[Dataset listings of figures]
::::::::::

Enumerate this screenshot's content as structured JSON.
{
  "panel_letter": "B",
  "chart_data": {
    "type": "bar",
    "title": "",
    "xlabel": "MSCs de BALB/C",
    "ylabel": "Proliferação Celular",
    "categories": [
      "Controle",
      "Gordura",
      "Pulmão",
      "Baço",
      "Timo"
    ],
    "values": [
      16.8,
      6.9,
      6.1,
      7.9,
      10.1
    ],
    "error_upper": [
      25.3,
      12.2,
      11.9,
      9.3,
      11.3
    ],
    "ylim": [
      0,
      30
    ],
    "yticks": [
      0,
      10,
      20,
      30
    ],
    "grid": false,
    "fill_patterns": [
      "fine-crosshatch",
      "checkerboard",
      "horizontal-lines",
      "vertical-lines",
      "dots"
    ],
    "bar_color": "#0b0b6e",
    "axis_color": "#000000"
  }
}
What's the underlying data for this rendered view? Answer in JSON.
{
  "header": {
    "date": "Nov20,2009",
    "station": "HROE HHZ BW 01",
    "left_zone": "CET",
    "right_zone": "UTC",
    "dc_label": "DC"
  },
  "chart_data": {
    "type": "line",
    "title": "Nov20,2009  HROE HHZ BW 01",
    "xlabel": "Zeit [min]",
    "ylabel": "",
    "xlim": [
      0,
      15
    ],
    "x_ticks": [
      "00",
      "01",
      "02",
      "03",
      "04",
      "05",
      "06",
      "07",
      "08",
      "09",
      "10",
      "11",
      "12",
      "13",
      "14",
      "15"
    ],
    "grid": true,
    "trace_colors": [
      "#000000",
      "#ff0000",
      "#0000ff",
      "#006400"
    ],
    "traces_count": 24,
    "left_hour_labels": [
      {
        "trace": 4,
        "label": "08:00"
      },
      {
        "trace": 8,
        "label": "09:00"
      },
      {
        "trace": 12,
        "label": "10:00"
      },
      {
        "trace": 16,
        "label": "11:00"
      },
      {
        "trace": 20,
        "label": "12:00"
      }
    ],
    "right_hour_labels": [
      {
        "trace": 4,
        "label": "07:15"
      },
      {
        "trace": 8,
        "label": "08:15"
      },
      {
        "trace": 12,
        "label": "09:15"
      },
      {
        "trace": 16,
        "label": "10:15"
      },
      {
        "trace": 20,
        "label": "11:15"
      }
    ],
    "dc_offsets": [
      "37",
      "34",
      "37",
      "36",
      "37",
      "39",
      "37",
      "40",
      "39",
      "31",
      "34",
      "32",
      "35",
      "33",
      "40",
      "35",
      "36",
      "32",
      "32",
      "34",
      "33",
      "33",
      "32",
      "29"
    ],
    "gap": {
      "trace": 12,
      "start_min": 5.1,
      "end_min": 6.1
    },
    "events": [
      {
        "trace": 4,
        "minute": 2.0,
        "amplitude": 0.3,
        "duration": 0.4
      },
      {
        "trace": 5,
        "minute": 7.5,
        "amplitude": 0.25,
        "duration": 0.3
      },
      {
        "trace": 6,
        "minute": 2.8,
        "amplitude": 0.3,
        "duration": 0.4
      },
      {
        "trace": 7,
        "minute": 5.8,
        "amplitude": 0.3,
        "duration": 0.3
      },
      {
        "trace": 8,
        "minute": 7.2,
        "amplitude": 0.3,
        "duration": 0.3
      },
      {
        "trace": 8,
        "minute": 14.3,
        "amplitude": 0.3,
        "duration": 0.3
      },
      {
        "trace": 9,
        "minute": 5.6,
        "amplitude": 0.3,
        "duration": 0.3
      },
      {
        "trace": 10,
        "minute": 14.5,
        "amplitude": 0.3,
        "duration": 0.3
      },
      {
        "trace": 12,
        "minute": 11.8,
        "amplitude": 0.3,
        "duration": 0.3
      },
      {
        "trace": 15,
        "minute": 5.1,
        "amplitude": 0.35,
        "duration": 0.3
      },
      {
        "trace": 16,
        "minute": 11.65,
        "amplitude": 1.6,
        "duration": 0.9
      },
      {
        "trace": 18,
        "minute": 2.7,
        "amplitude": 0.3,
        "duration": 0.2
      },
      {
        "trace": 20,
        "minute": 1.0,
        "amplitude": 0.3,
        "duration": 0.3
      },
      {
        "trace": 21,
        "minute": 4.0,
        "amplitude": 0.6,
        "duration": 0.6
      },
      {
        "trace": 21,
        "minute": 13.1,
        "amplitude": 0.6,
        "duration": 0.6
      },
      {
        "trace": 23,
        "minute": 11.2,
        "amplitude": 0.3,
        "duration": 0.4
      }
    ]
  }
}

::::::::::

▶ **GIVEN EXERCISE**: Reproduce all the records precisely.

▶ **FINISHED TASK**:
Enumerate this screenshot's content as structured JSON.
{
  "panel_letter": "B",
  "chart_data": {
    "type": "bar",
    "title": "",
    "xlabel": "MSCs de BALB/C",
    "ylabel": "Proliferação Celular",
    "categories": [
      "Controle",
      "Gordura",
      "Pulmão",
      "Baço",
      "Timo"
    ],
    "values": [
      16.8,
      6.9,
      6.1,
      7.9,
      10.1
    ],
    "error_upper": [
      25.3,
      12.2,
      11.9,
      9.3,
      11.3
    ],
    "ylim": [
      0,
      30
    ],
    "yticks": [
      0,
      10,
      20,
      30
    ],
    "grid": false,
    "fill_patterns": [
      "fine-crosshatch",
      "checkerboard",
      "horizontal-lines",
      "vertical-lines",
      "dots"
    ],
    "bar_color": "#0b0b6e",
    "axis_color": "#000000"
  }
}
What's the underlying data for this rendered view? Answer in JSON.
{
  "header": {
    "date": "Nov20,2009",
    "station": "HROE HHZ BW 01",
    "left_zone": "CET",
    "right_zone": "UTC",
    "dc_label": "DC"
  },
  "chart_data": {
    "type": "line",
    "title": "Nov20,2009  HROE HHZ BW 01",
    "xlabel": "Zeit [min]",
    "ylabel": "",
    "xlim": [
      0,
      15
    ],
    "x_ticks": [
      "00",
      "01",
      "02",
      "03",
      "04",
      "05",
      "06",
      "07",
      "08",
      "09",
      "10",
      "11",
      "12",
      "13",
      "14",
      "15"
    ],
    "grid": true,
    "trace_colors": [
      "#000000",
      "#ff0000",
      "#0000ff",
      "#006400"
    ],
    "traces_count": 24,
    "left_hour_labels": [
      {
        "trace": 4,
        "label": "08:00"
      },
      {
        "trace": 8,
        "label": "09:00"
      },
      {
        "trace": 12,
        "label": "10:00"
      },
      {
        "trace": 16,
        "label": "11:00"
      },
      {
        "trace": 20,
        "label": "12:00"
      }
    ],
    "right_hour_labels": [
      {
        "trace": 4,
        "label": "07:15"
      },
      {
        "trace": 8,
        "label": "08:15"
      },
      {
        "trace": 12,
        "label": "09:15"
      },
      {
        "trace": 16,
        "label": "10:15"
      },
      {
        "trace": 20,
        "label": "11:15"
      }
    ],
    "dc_offsets": [
      "37",
      "34",
      "37",
      "36",
      "37",
      "39",
      "37",
      "40",
      "39",
      "31",
      "34",
      "32",
      "35",
      "33",
      "40",
      "35",
      "36",
      "32",
      "32",
      "34",
      "33",
      "33",
      "32",
      "29"
    ],
    "gap": {
      "trace": 12,
      "start_min": 5.1,
      "end_min": 6.1
    },
    "events": [
      {
        "trace": 4,
        "minute": 2.0,
        "amplitude": 0.3,
        "duration": 0.4
      },
      {
        "trace": 5,
        "minute": 7.5,
        "amplitude": 0.25,
        "duration": 0.3
      },
      {
        "trace": 6,
        "minute": 2.8,
        "amplitude": 0.3,
        "duration": 0.4
      },
      {
        "trace": 7,
        "minute": 5.8,
        "amplitude": 0.3,
        "duration": 0.3
      },
      {
        "trace": 8,
        "minute": 7.2,
        "amplitude": 0.3,
        "duration": 0.3
      },
      {
        "trace": 8,
        "minute": 14.3,
        "amplitude": 0.3,
        "duration": 0.3
      },
      {
        "trace": 9,
        "minute": 5.6,
        "amplitude": 0.3,
        "duration": 0.3
      },
      {
        "trace": 10,
        "minute": 14.5,
        "amplitude": 0.3,
        "duration": 0.3
      },
      {
        "trace": 12,
        "minute": 11.8,
        "amplitude": 0.3,
        "duration": 0.3
      },
      {
        "trace": 15,
        "minute": 5.1,
        "amplitude": 0.35,
        "duration": 0.3
      },
      {
        "trace": 16,
        "minute": 11.65,
        "amplitude": 1.6,
        "duration": 0.9
      },
      {
        "trace": 18,
        "minute": 2.7,
        "amplitude": 0.3,
        "duration": 0.2
      },
      {
        "trace": 20,
        "minute": 1.0,
        "amplitude": 0.3,
        "duration": 0.3
      },
      {
        "trace": 21,
        "minute": 4.0,
        "amplitude": 0.6,
        "duration": 0.6
      },
      {
        "trace": 21,
        "minute": 13.1,
        "amplitude": 0.6,
        "duration": 0.6
      },
      {
        "trace": 23,
        "minute": 11.2,
        "amplitude": 0.3,
        "duration": 0.4
      }
    ]
  }
}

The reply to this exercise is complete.